* PROVIDED RECORDS:
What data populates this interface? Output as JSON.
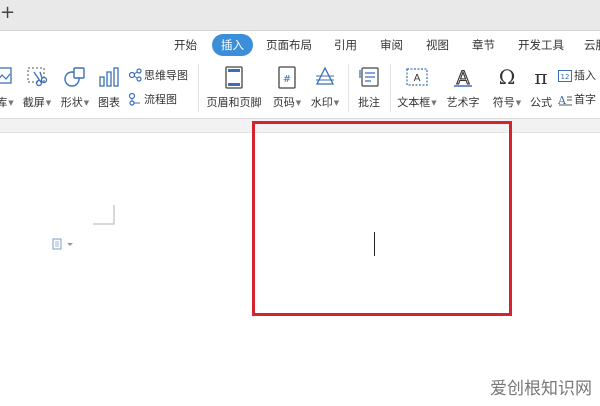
{
  "topbar": {
    "new_tab_glyph": "+"
  },
  "tabs": [
    {
      "label": "开始"
    },
    {
      "label": "插入"
    },
    {
      "label": "页面布局"
    },
    {
      "label": "引用"
    },
    {
      "label": "审阅"
    },
    {
      "label": "视图"
    },
    {
      "label": "章节"
    },
    {
      "label": "开发工具"
    },
    {
      "label": "云服"
    }
  ],
  "active_tab": "插入",
  "ribbon": {
    "left_partial": {
      "label": "库"
    },
    "screenshot": {
      "label": "截屏"
    },
    "shapes": {
      "label": "形状"
    },
    "chart": {
      "label": "图表"
    },
    "mindmap": {
      "label": "思维导图"
    },
    "flowchart": {
      "label": "流程图"
    },
    "header_footer": {
      "label": "页眉和页脚"
    },
    "page_number": {
      "label": "页码"
    },
    "watermark": {
      "label": "水印"
    },
    "comment": {
      "label": "批注"
    },
    "textbox": {
      "label": "文本框"
    },
    "wordart": {
      "label": "艺术字"
    },
    "symbol": {
      "label": "符号"
    },
    "formula": {
      "label": "公式"
    },
    "insert_number": {
      "label": "插入"
    },
    "drop_cap": {
      "label": "首字"
    }
  },
  "watermark_text": "爱创根知识网",
  "colors": {
    "active_tab": "#3b8fd9",
    "highlight_box": "#d4232d",
    "topbar": "#e9e9e9"
  }
}
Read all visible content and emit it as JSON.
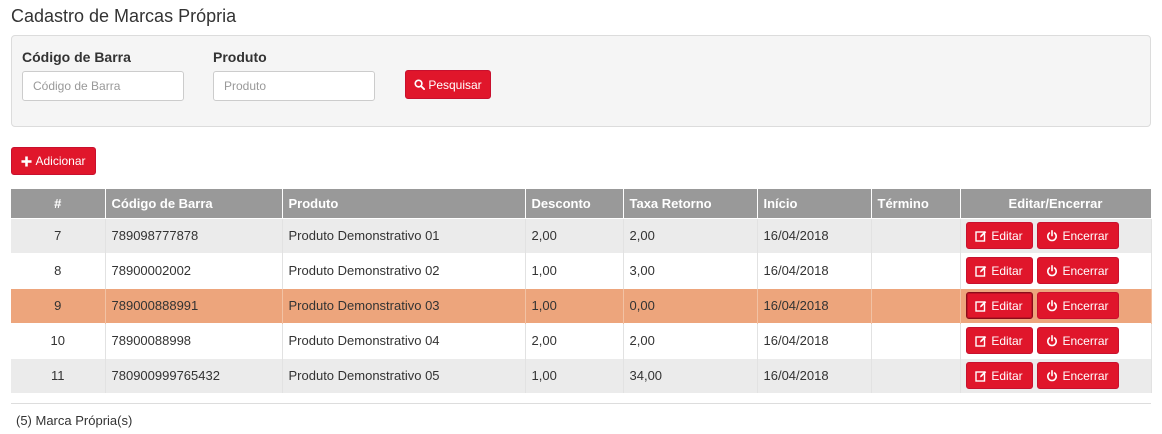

* THE REQUEST:
Above are records to transcribe exactly; leave their pictures out.

* RIGHT ANSWER:
What data populates this interface? Output as JSON.
{
  "topbar": {
    "new_tab_glyph": "+"
  },
  "tabs": [
    {
      "label": "开始"
    },
    {
      "label": "插入"
    },
    {
      "label": "页面布局"
    },
    {
      "label": "引用"
    },
    {
      "label": "审阅"
    },
    {
      "label": "视图"
    },
    {
      "label": "章节"
    },
    {
      "label": "开发工具"
    },
    {
      "label": "云服"
    }
  ],
  "active_tab": "插入",
  "ribbon": {
    "left_partial": {
      "label": "库"
    },
    "screenshot": {
      "label": "截屏"
    },
    "shapes": {
      "label": "形状"
    },
    "chart": {
      "label": "图表"
    },
    "mindmap": {
      "label": "思维导图"
    },
    "flowchart": {
      "label": "流程图"
    },
    "header_footer": {
      "label": "页眉和页脚"
    },
    "page_number": {
      "label": "页码"
    },
    "watermark": {
      "label": "水印"
    },
    "comment": {
      "label": "批注"
    },
    "textbox": {
      "label": "文本框"
    },
    "wordart": {
      "label": "艺术字"
    },
    "symbol": {
      "label": "符号"
    },
    "formula": {
      "label": "公式"
    },
    "insert_number": {
      "label": "插入"
    },
    "drop_cap": {
      "label": "首字"
    }
  },
  "watermark_text": "爱创根知识网",
  "colors": {
    "active_tab": "#3b8fd9",
    "highlight_box": "#d4232d",
    "topbar": "#e9e9e9"
  }
}
Read all visible content and emit it as JSON.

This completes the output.